*Goal*: The data below must be copied in full and without any change.

Figure data in JSON
____________________

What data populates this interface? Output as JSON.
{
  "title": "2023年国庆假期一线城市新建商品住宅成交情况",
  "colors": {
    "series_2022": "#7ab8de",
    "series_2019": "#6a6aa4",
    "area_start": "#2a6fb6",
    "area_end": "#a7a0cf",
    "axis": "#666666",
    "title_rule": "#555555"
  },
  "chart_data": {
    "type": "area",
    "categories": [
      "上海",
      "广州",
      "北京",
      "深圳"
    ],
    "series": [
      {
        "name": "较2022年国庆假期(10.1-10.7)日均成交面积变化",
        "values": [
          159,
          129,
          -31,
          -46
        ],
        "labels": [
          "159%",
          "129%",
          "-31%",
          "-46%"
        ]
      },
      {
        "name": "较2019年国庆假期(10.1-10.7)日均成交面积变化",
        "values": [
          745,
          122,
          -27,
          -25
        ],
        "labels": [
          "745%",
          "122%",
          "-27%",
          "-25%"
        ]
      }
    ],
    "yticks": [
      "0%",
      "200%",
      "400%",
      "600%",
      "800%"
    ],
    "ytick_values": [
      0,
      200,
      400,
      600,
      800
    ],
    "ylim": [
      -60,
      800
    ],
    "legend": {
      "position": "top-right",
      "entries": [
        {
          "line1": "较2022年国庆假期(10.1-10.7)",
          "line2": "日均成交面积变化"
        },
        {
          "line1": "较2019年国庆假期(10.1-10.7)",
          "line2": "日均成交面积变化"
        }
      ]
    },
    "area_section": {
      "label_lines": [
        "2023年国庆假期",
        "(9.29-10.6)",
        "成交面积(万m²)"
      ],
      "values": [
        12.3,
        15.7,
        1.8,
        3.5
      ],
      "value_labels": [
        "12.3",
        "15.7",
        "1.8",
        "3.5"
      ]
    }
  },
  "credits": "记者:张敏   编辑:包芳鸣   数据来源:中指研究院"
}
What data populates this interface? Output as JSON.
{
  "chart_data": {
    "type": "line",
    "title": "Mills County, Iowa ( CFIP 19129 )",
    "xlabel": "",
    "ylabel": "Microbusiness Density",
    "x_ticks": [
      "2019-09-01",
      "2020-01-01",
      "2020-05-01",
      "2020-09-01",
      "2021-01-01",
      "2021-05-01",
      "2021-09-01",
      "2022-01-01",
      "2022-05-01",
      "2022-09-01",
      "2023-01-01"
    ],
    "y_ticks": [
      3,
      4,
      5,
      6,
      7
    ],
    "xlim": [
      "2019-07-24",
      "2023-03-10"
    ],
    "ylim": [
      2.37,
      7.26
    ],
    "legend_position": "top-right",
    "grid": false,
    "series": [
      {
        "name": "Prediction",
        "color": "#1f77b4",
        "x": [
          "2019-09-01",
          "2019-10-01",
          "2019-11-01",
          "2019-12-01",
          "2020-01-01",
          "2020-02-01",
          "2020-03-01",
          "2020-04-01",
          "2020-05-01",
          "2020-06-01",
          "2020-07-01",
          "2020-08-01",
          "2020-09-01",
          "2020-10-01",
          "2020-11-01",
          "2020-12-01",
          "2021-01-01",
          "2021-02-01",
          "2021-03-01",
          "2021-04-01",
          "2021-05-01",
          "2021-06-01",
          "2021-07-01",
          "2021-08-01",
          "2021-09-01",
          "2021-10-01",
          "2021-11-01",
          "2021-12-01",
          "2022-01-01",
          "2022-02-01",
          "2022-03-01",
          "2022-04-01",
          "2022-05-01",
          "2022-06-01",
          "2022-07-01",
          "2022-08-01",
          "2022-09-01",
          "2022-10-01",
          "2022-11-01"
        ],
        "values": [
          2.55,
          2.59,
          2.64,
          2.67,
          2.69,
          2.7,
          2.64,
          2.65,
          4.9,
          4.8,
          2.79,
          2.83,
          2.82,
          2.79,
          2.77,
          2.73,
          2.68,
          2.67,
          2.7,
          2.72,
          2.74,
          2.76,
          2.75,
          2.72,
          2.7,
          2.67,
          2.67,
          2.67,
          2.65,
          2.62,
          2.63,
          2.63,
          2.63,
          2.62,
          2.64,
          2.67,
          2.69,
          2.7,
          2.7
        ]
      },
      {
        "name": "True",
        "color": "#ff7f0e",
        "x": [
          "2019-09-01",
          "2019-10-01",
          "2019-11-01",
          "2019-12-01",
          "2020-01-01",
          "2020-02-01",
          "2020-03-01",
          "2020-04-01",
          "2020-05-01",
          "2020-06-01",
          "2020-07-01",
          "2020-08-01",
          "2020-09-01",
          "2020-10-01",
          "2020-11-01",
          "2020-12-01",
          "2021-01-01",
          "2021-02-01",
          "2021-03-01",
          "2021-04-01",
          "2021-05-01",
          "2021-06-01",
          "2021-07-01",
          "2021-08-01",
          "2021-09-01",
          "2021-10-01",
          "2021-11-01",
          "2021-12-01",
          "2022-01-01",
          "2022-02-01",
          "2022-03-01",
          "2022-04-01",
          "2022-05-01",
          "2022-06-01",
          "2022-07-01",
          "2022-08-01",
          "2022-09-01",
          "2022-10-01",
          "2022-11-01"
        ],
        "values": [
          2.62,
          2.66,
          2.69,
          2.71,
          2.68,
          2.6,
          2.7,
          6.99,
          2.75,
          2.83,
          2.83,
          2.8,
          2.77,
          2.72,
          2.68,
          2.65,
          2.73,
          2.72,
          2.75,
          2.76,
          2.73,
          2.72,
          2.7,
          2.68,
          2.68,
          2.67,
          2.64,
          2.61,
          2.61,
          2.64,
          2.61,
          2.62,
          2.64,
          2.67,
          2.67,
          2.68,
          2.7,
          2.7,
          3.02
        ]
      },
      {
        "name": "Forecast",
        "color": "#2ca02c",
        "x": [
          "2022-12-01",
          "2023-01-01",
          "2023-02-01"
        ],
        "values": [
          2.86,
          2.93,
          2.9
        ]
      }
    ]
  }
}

____________________

*Exercise answer*:
What data populates this interface? Output as JSON.
{
  "title": "2023年国庆假期一线城市新建商品住宅成交情况",
  "colors": {
    "series_2022": "#7ab8de",
    "series_2019": "#6a6aa4",
    "area_start": "#2a6fb6",
    "area_end": "#a7a0cf",
    "axis": "#666666",
    "title_rule": "#555555"
  },
  "chart_data": {
    "type": "area",
    "categories": [
      "上海",
      "广州",
      "北京",
      "深圳"
    ],
    "series": [
      {
        "name": "较2022年国庆假期(10.1-10.7)日均成交面积变化",
        "values": [
          159,
          129,
          -31,
          -46
        ],
        "labels": [
          "159%",
          "129%",
          "-31%",
          "-46%"
        ]
      },
      {
        "name": "较2019年国庆假期(10.1-10.7)日均成交面积变化",
        "values": [
          745,
          122,
          -27,
          -25
        ],
        "labels": [
          "745%",
          "122%",
          "-27%",
          "-25%"
        ]
      }
    ],
    "yticks": [
      "0%",
      "200%",
      "400%",
      "600%",
      "800%"
    ],
    "ytick_values": [
      0,
      200,
      400,
      600,
      800
    ],
    "ylim": [
      -60,
      800
    ],
    "legend": {
      "position": "top-right",
      "entries": [
        {
          "line1": "较2022年国庆假期(10.1-10.7)",
          "line2": "日均成交面积变化"
        },
        {
          "line1": "较2019年国庆假期(10.1-10.7)",
          "line2": "日均成交面积变化"
        }
      ]
    },
    "area_section": {
      "label_lines": [
        "2023年国庆假期",
        "(9.29-10.6)",
        "成交面积(万m²)"
      ],
      "values": [
        12.3,
        15.7,
        1.8,
        3.5
      ],
      "value_labels": [
        "12.3",
        "15.7",
        "1.8",
        "3.5"
      ]
    }
  },
  "credits": "记者:张敏   编辑:包芳鸣   数据来源:中指研究院"
}
What data populates this interface? Output as JSON.
{
  "chart_data": {
    "type": "line",
    "title": "Mills County, Iowa ( CFIP 19129 )",
    "xlabel": "",
    "ylabel": "Microbusiness Density",
    "x_ticks": [
      "2019-09-01",
      "2020-01-01",
      "2020-05-01",
      "2020-09-01",
      "2021-01-01",
      "2021-05-01",
      "2021-09-01",
      "2022-01-01",
      "2022-05-01",
      "2022-09-01",
      "2023-01-01"
    ],
    "y_ticks": [
      3,
      4,
      5,
      6,
      7
    ],
    "xlim": [
      "2019-07-24",
      "2023-03-10"
    ],
    "ylim": [
      2.37,
      7.26
    ],
    "legend_position": "top-right",
    "grid": false,
    "series": [
      {
        "name": "Prediction",
        "color": "#1f77b4",
        "x": [
          "2019-09-01",
          "2019-10-01",
          "2019-11-01",
          "2019-12-01",
          "2020-01-01",
          "2020-02-01",
          "2020-03-01",
          "2020-04-01",
          "2020-05-01",
          "2020-06-01",
          "2020-07-01",
          "2020-08-01",
          "2020-09-01",
          "2020-10-01",
          "2020-11-01",
          "2020-12-01",
          "2021-01-01",
          "2021-02-01",
          "2021-03-01",
          "2021-04-01",
          "2021-05-01",
          "2021-06-01",
          "2021-07-01",
          "2021-08-01",
          "2021-09-01",
          "2021-10-01",
          "2021-11-01",
          "2021-12-01",
          "2022-01-01",
          "2022-02-01",
          "2022-03-01",
          "2022-04-01",
          "2022-05-01",
          "2022-06-01",
          "2022-07-01",
          "2022-08-01",
          "2022-09-01",
          "2022-10-01",
          "2022-11-01"
        ],
        "values": [
          2.55,
          2.59,
          2.64,
          2.67,
          2.69,
          2.7,
          2.64,
          2.65,
          4.9,
          4.8,
          2.79,
          2.83,
          2.82,
          2.79,
          2.77,
          2.73,
          2.68,
          2.67,
          2.7,
          2.72,
          2.74,
          2.76,
          2.75,
          2.72,
          2.7,
          2.67,
          2.67,
          2.67,
          2.65,
          2.62,
          2.63,
          2.63,
          2.63,
          2.62,
          2.64,
          2.67,
          2.69,
          2.7,
          2.7
        ]
      },
      {
        "name": "True",
        "color": "#ff7f0e",
        "x": [
          "2019-09-01",
          "2019-10-01",
          "2019-11-01",
          "2019-12-01",
          "2020-01-01",
          "2020-02-01",
          "2020-03-01",
          "2020-04-01",
          "2020-05-01",
          "2020-06-01",
          "2020-07-01",
          "2020-08-01",
          "2020-09-01",
          "2020-10-01",
          "2020-11-01",
          "2020-12-01",
          "2021-01-01",
          "2021-02-01",
          "2021-03-01",
          "2021-04-01",
          "2021-05-01",
          "2021-06-01",
          "2021-07-01",
          "2021-08-01",
          "2021-09-01",
          "2021-10-01",
          "2021-11-01",
          "2021-12-01",
          "2022-01-01",
          "2022-02-01",
          "2022-03-01",
          "2022-04-01",
          "2022-05-01",
          "2022-06-01",
          "2022-07-01",
          "2022-08-01",
          "2022-09-01",
          "2022-10-01",
          "2022-11-01"
        ],
        "values": [
          2.62,
          2.66,
          2.69,
          2.71,
          2.68,
          2.6,
          2.7,
          6.99,
          2.75,
          2.83,
          2.83,
          2.8,
          2.77,
          2.72,
          2.68,
          2.65,
          2.73,
          2.72,
          2.75,
          2.76,
          2.73,
          2.72,
          2.7,
          2.68,
          2.68,
          2.67,
          2.64,
          2.61,
          2.61,
          2.64,
          2.61,
          2.62,
          2.64,
          2.67,
          2.67,
          2.68,
          2.7,
          2.7,
          3.02
        ]
      },
      {
        "name": "Forecast",
        "color": "#2ca02c",
        "x": [
          "2022-12-01",
          "2023-01-01",
          "2023-02-01"
        ],
        "values": [
          2.86,
          2.93,
          2.9
        ]
      }
    ]
  }
}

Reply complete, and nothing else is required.